What is needed
Copy out each line of the material below with no changes.

Supplied data
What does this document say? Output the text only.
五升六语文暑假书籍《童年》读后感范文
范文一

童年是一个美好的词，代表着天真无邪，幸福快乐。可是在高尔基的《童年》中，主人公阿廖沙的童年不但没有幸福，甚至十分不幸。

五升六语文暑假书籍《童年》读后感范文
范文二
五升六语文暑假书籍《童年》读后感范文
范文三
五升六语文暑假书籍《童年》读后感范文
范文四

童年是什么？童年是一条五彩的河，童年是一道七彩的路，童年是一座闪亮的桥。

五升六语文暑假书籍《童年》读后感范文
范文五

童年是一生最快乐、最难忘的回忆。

Response
What does this document say? Output the text only.
五升六语文暑假书籍《童年》读后感范文
范文一

童年是一个美好的词，代表着天真无邪，幸福快乐。可是在高尔基的《童年》中，主人公阿廖沙的童年不但没有幸福，甚至十分不幸。

五升六语文暑假书籍《童年》读后感范文
范文二
五升六语文暑假书籍《童年》读后感范文
范文三
五升六语文暑假书籍《童年》读后感范文
范文四

童年是什么？童年是一条五彩的河，童年是一道七彩的路，童年是一座闪亮的桥。

五升六语文暑假书籍《童年》读后感范文
范文五

童年是一生最快乐、最难忘的回忆。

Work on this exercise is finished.